**TASK STATEMENT**
Find the word "Chan" in the listing; pull out each line holding it.

**EXTRACTED INFORMATION**
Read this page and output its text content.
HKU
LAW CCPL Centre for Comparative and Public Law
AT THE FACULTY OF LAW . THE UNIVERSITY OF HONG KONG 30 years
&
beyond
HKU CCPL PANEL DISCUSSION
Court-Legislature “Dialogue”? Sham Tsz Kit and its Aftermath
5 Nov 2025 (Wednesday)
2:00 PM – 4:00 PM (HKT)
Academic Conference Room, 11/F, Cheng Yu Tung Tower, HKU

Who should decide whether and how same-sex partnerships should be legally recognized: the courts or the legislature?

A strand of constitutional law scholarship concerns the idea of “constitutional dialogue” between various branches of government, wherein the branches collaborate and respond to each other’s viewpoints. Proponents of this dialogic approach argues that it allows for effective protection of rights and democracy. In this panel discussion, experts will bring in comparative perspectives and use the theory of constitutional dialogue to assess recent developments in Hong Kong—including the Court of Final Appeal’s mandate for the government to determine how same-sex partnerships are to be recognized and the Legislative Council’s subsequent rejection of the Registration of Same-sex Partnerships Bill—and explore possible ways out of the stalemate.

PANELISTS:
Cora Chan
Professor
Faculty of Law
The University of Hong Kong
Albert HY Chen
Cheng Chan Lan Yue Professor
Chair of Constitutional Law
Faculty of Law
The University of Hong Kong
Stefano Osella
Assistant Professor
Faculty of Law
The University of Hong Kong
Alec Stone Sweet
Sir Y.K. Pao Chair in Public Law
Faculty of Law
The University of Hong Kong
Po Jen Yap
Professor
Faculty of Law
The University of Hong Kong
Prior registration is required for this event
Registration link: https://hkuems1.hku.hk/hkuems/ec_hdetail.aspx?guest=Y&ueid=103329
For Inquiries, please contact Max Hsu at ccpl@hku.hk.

**RESULT BELOW**
Cora Chan
Cheng Chan Lan Yue Professor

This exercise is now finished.